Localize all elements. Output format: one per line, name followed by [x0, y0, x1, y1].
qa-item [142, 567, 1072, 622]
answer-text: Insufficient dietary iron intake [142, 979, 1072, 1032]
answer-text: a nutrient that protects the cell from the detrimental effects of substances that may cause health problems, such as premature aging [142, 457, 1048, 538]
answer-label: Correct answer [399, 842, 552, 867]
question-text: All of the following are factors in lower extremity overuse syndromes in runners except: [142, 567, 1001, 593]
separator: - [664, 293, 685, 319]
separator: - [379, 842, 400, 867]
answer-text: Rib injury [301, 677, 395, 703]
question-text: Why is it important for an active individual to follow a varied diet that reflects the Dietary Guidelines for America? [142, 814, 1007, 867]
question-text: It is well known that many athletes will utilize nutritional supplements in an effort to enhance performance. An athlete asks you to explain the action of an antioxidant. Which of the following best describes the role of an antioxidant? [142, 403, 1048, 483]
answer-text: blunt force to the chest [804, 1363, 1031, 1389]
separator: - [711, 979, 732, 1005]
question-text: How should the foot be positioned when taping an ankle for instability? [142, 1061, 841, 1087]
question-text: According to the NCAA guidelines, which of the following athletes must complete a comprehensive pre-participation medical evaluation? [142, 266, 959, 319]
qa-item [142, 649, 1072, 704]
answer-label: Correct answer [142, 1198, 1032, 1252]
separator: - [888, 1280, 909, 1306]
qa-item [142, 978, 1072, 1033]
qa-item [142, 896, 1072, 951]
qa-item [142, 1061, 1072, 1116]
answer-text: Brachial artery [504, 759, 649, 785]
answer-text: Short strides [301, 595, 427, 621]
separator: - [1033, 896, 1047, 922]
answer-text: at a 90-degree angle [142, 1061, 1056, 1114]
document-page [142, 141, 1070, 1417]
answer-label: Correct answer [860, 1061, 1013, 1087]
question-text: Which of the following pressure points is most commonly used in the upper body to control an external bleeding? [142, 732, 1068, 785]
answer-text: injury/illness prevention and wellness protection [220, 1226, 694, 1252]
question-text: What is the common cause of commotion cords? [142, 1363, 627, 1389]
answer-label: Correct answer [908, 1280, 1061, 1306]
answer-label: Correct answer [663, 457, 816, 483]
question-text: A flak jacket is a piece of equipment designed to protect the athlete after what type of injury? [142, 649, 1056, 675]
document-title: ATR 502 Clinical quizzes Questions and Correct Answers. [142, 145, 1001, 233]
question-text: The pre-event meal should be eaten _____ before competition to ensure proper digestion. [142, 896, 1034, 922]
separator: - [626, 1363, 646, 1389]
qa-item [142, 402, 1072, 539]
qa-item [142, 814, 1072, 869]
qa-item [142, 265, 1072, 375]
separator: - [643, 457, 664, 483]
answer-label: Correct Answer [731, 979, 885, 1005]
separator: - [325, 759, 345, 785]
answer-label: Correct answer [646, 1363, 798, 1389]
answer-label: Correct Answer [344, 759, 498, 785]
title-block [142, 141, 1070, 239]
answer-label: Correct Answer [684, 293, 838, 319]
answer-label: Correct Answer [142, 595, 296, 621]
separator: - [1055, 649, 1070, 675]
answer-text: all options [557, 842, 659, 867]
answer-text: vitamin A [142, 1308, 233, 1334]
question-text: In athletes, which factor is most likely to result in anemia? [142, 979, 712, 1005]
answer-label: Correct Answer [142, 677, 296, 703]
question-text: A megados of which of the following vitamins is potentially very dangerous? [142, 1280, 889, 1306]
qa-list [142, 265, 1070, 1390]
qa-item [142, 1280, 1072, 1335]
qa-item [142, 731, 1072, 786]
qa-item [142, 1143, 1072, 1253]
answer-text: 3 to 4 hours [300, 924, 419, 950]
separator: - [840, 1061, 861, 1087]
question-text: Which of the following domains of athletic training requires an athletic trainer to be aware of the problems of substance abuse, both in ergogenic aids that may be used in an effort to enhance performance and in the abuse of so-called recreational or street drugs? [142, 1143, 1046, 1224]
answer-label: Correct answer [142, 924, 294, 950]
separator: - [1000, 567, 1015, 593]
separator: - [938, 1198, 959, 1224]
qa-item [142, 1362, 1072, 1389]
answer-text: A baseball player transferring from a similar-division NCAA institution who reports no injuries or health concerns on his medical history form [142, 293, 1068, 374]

**TASK DESCRIPTION**
Pull out every line of the items above that contains the word "injury", and copy each one in full.

**FINISHED EXERCISE**
answer-text: Rib injury [301, 677, 395, 703]
answer-text: injury/illness prevention and wellness protection [220, 1226, 694, 1252]
question-text: A flak jacket is a piece of equipment designed to protect the athlete after what type of injury? [142, 649, 1056, 675]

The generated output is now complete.